• Set exercise 1: According to the passage on monetary history, in which country did the Revolutions of 1848 begin?

When the market price differs from intrinsic value, it causes either inflation or deflation, producing drags on economic growth. With the current international financial architecture of fiat currencies lorded over by dollar hegemony, the differential between market price and intrinsic value is magnified, usually at the expense of those whose labor actually produces the goods, for the benefit of those in command of capital and market power. Current Wall Street ideological rationalization notwithstanding, greed is not good. Greed is not to be confused with merely benignly wanting more; it is “wanting more” to the point of blindly risking self destruction. (Please see my March 7, 2006 AToL article: World Trade Needs a Global Cartel for Labor (OLEC) - Part II: Rising Wages Solve All Problems)
 
History of French Monetary System
 
The Revolutions of 1848 began in France, which, being a dominant power in Western Europe throughout much of history, was the leading center of monetary development in Europe.  The Frankish Kingdom (768-814) of Charlemagne (742-841), who was also Emperor of the Romans (Imperator Romanorum) from 800 to his death in 814, played an important role in setting the path of the immediate and future monetary and economic development of Europe.

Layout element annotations
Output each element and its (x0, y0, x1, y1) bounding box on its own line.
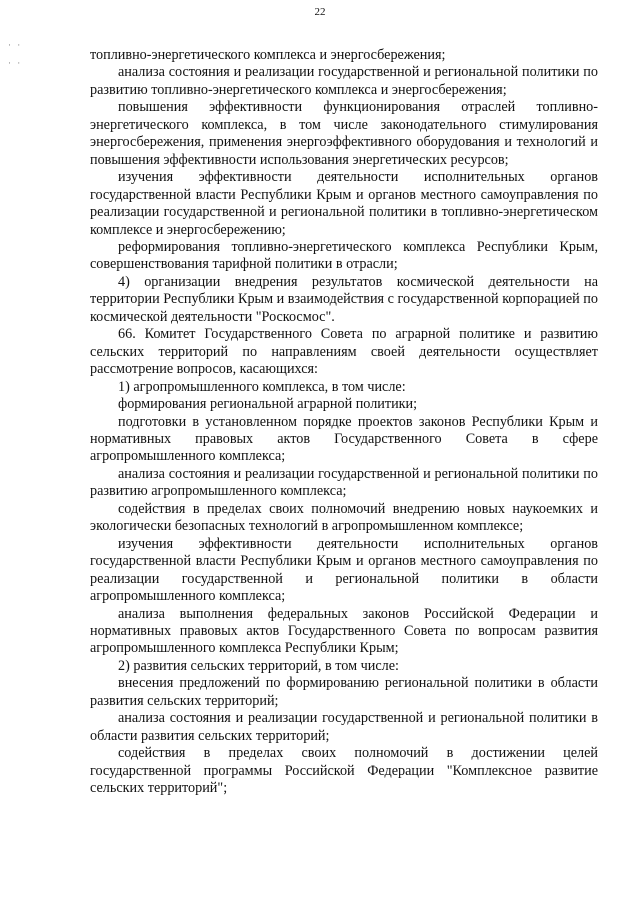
paragraph: 66. Комитет Государственного Совета по аграрной политике и развитию сельских территорий по направлениям своей деятельности осуществляет рассмотрение вопросов, касающихся: (90, 326, 598, 378)
paragraph: формирования региональной аграрной политики; (118, 396, 418, 413)
margin-mark: · · (8, 58, 23, 68)
paragraph: изучения эффективности деятельности исполнительных органов государственной власти Республики Крым и органов местного самоуправления по реализации государственной и региональной политики в топливно-энергетическом комплексе и энергосбережению; (90, 169, 598, 238)
paragraph: 2) развития сельских территорий, в том числе: (118, 657, 399, 674)
paragraph: содействия в пределах своих полномочий в достижении целей государственной программы Российской Федерации "Комплексное развитие сельских территорий"; (90, 745, 598, 797)
paragraph: подготовки в установленном порядке проектов законов Республики Крым и нормативных правовых актов Государственного Совета в сфере агропромышленного комплекса; (90, 413, 598, 465)
paragraph: анализа состояния и реализации государственной и региональной политики по развитию топливно-энергетического комплекса и энергосбережения; (90, 64, 598, 98)
paragraph: повышения эффективности функционирования отраслей топливно-энергетического комплекса, в том числе законодательного стимулирования энергосбережения, применения энергоэффективного оборудования и технологий и повышения эффективности использования энергетических ресурсов; (90, 99, 598, 168)
paragraph: внесения предложений по формированию региональной политики в области развития сельских территорий; (90, 675, 598, 709)
paragraph: изучения эффективности деятельности исполнительных органов государственной власти Республики Крым и органов местного самоуправления по реализации государственной и региональной политики в области агропромышленного комплекса; (90, 535, 598, 605)
paragraph: содействия в пределах своих полномочий внедрению новых наукоемких и экологически безопасных технологий в агропромышленном комплексе; (90, 500, 598, 535)
paragraph: 1) агропромышленного комплекса, в том числе: (118, 378, 406, 395)
paragraph: анализа состояния и реализации государственной и региональной политики по развитию агропромышленного комплекса; (90, 465, 598, 500)
paragraph: анализа выполнения федеральных законов Российской Федерации и нормативных правовых актов Государственного Совета по вопросам развития агропромышленного комплекса Республики Крым; (90, 605, 598, 657)
page-number: 22 (314, 6, 326, 18)
margin-mark: · · (8, 40, 23, 50)
paragraph: топливно-энергетического комплекса и энергосбережения; (90, 47, 446, 63)
document-body (90, 47, 598, 797)
paragraph: 4) организации внедрения результатов космической деятельности на территории Республики Крым и взаимодействия с государственной корпорацией по космической деятельности "Роскосмос". (90, 273, 598, 325)
paragraph: реформирования топливно-энергетического комплекса Республики Крым, совершенствования тарифной политики в отрасли; (90, 238, 598, 273)
paragraph: анализа состояния и реализации государственной и региональной политики в области развития сельских территорий; (90, 710, 598, 744)
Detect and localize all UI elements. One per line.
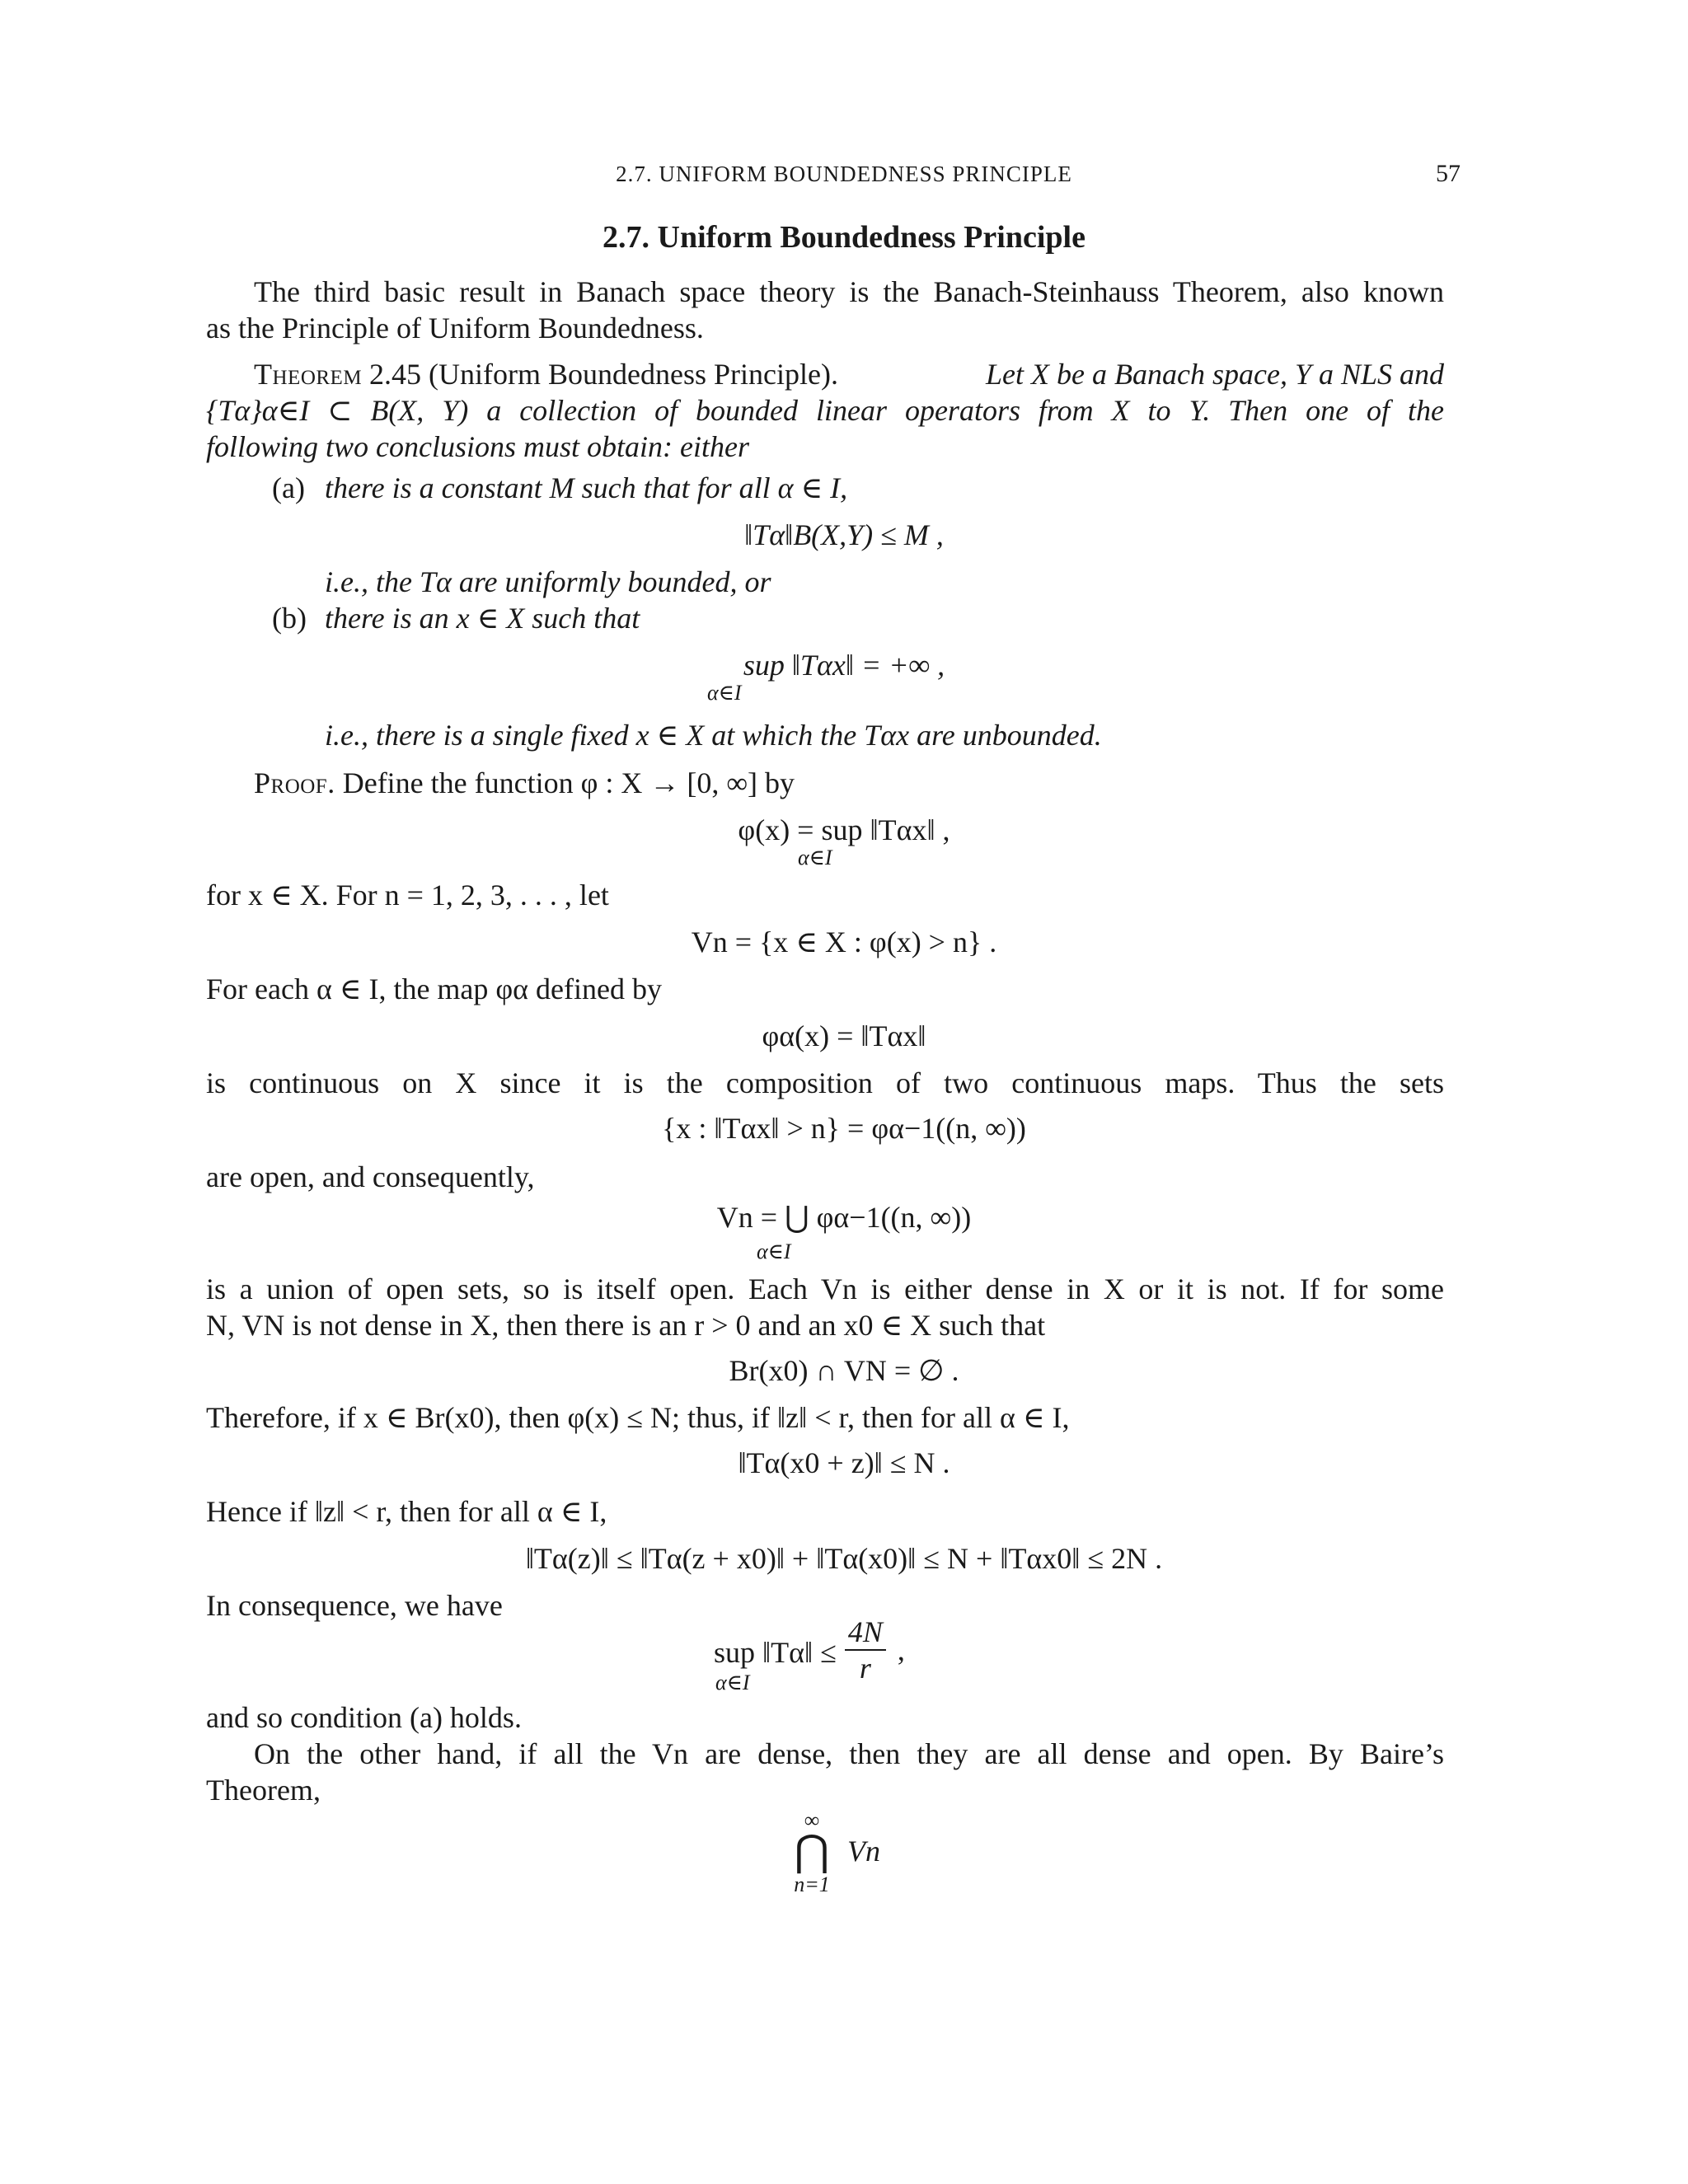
proof-eq-9-denominator: r [859,1652,871,1685]
theorem-line-3: following two conclusions must obtain: either [206,430,749,463]
proof-eq-1-under: α∈I [798,846,832,869]
proof-line-5: are open, and consequently, [206,1160,535,1193]
proof-eq-5: Vn = ⋃ φα−1((n, ∞)) [716,1201,972,1234]
theorem-label: Theorem [254,358,363,391]
section-title: 2.7. Uniform Boundedness Principle [603,220,1085,255]
theorem-eq-b-under: α∈I [707,681,742,705]
proof-line-8: Therefore, if x ∈ Br(x0), then φ(x) ≤ N; thus, if ‖z‖ < r, then for all α ∈ I, [206,1401,1070,1434]
proof-line-12: On the other hand, if all the Vn are dense, then they are all dense and open. By Baire’s [254,1737,1444,1770]
theorem-item-a-label: (a) [272,471,305,504]
proof-eq-9-tail: , [897,1633,905,1666]
intro-line-2: as the Principle of Uniform Boundedness. [206,312,704,344]
proof-line-1 [254,765,795,801]
proof-line-11: and so condition (a) holds. [206,1701,522,1734]
proof-eq-10-under: n=1 [794,1872,830,1896]
theorem-item-b-note: i.e., there is a single fixed x ∈ X at which the Tαx are unbounded. [325,719,1102,752]
theorem-item-b-label: (b) [272,602,307,635]
proof-line-13: Theorem, [206,1774,321,1807]
theorem-number: 2.45 [369,358,422,391]
theorem-line-2: {Tα}α∈I ⊂ B(X, Y) a collection of bounded linear operators from X to Y. Then one of the [206,394,1444,427]
proof-line-2: for x ∈ X. For n = 1, 2, 3, . . . , let [206,879,609,912]
theorem-item-b-text: there is an x ∈ X such that [325,602,640,635]
proof-line-7: N, VN is not dense in X, then there is an r > 0 and an x0 ∈ X such that [206,1309,1046,1342]
theorem-line-1-rest: Let X be a Banach space, Y a NLS and [986,358,1444,391]
proof-eq-10-top: ∞ [804,1808,820,1832]
proof-eq-9-numerator: 4N [845,1615,886,1651]
proof-eq-10-operator-stack [783,1810,841,1897]
proof-eq-5-under: α∈I [757,1240,791,1263]
proof-label: Proof. [254,766,335,799]
proof-line-10: In consequence, we have [206,1589,503,1622]
proof-eq-10 [783,1810,880,1897]
proof-eq-9 [714,1617,905,1694]
intro-line-1: The third basic result in Banach space theory is the Banach-Steinhauss Theorem, also known [254,275,1444,308]
proof-line-6: is a union of open sets, so is itself open. Each Vn is either dense in X or it is not. If for some [206,1272,1444,1305]
proof-eq-9-under: α∈I [715,1671,750,1694]
proof-eq-2: Vn = {x ∈ X : φ(x) > n} . [691,926,997,958]
proof-eq-8: ‖Tα(z)‖ ≤ ‖Tα(z + x0)‖ + ‖Tα(x0)‖ ≤ N + ‖Tαx0‖ ≤ 2N . [525,1542,1163,1575]
proof-eq-9-left: sup ‖Tα‖ ≤ [714,1636,837,1669]
proof-eq-10-body: Vn [847,1835,880,1868]
proof-eq-6: Br(x0) ∩ VN = ∅ . [729,1354,959,1387]
proof-eq-1: φ(x) = sup ‖Tαx‖ , [738,813,950,846]
proof-eq-7: ‖Tα(x0 + z)‖ ≤ N . [738,1446,950,1479]
page-number: 57 [1436,160,1461,187]
proof-line-9: Hence if ‖z‖ < r, then for all α ∈ I, [206,1495,607,1528]
proof-eq-9-fraction [845,1615,886,1685]
theorem-name: (Uniform Boundedness Principle). [429,358,838,391]
theorem-eq-a: ‖Tα‖B(X,Y) ≤ M , [744,518,944,551]
proof-line-1-text: Define the function φ : X → [0, ∞] by [342,766,795,799]
theorem-item-a-note: i.e., the Tα are uniformly bounded, or [325,565,771,598]
proof-eq-3: φα(x) = ‖Tαx‖ [762,1019,926,1052]
proof-eq-4: {x : ‖Tαx‖ > n} = φα−1((n, ∞)) [662,1112,1026,1145]
intersection-symbol: ⋂ [794,1828,830,1875]
proof-line-4: is continuous on X since it is the composition of two continuous maps. Thus the sets [206,1066,1444,1099]
theorem-line-1 [254,356,1444,392]
theorem-item-a-text: there is a constant M such that for all α ∈ I, [325,471,848,504]
proof-line-3: For each α ∈ I, the map φα defined by [206,972,662,1005]
theorem-eq-b: sup ‖Tαx‖ = +∞ , [743,649,945,682]
running-header: 2.7. UNIFORM BOUNDEDNESS PRINCIPLE [616,162,1072,186]
proof-eq-9-left-stack [714,1617,837,1694]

• Set exercise 2: Please echo everything in the listing from the line containing "paragraph: 66. Комитет" down to the line containing "535, 598, 605)", both lines included.

• Right answer 1: France

• Right answer 2:
paragraph: 66. Комитет Государственного Совета по аграрной политике и развитию сельских территорий по направлениям своей деятельности осуществляет рассмотрение вопросов, касающихся: (90, 326, 598, 378)
paragraph: формирования региональной аграрной политики; (118, 396, 418, 413)
margin-mark: · · (8, 58, 23, 68)
paragraph: изучения эффективности деятельности исполнительных органов государственной власти Республики Крым и органов местного самоуправления по реализации государственной и региональной политики в топливно-энергетическом комплексе и энергосбережению; (90, 169, 598, 238)
paragraph: 2) развития сельских территорий, в том числе: (118, 657, 399, 674)
paragraph: содействия в пределах своих полномочий в достижении целей государственной программы Российской Федерации "Комплексное развитие сельских территорий"; (90, 745, 598, 797)
paragraph: подготовки в установленном порядке проектов законов Республики Крым и нормативных правовых актов Государственного Совета в сфере агропромышленного комплекса; (90, 413, 598, 465)
paragraph: анализа состояния и реализации государственной и региональной политики по развитию топливно-энергетического комплекса и энергосбережения; (90, 64, 598, 98)
paragraph: повышения эффективности функционирования отраслей топливно-энергетического комплекса, в том числе законодательного стимулирования энергосбережения, применения энергоэффективного оборудования и технологий и повышения эффективности использования энергетических ресурсов; (90, 99, 598, 168)
paragraph: внесения предложений по формированию региональной политики в области развития сельских территорий; (90, 675, 598, 709)
paragraph: изучения эффективности деятельности исполнительных органов государственной власти Республики Крым и органов местного самоуправления по реализации государственной и региональной политики в области агропромышленного комплекса; (90, 535, 598, 605)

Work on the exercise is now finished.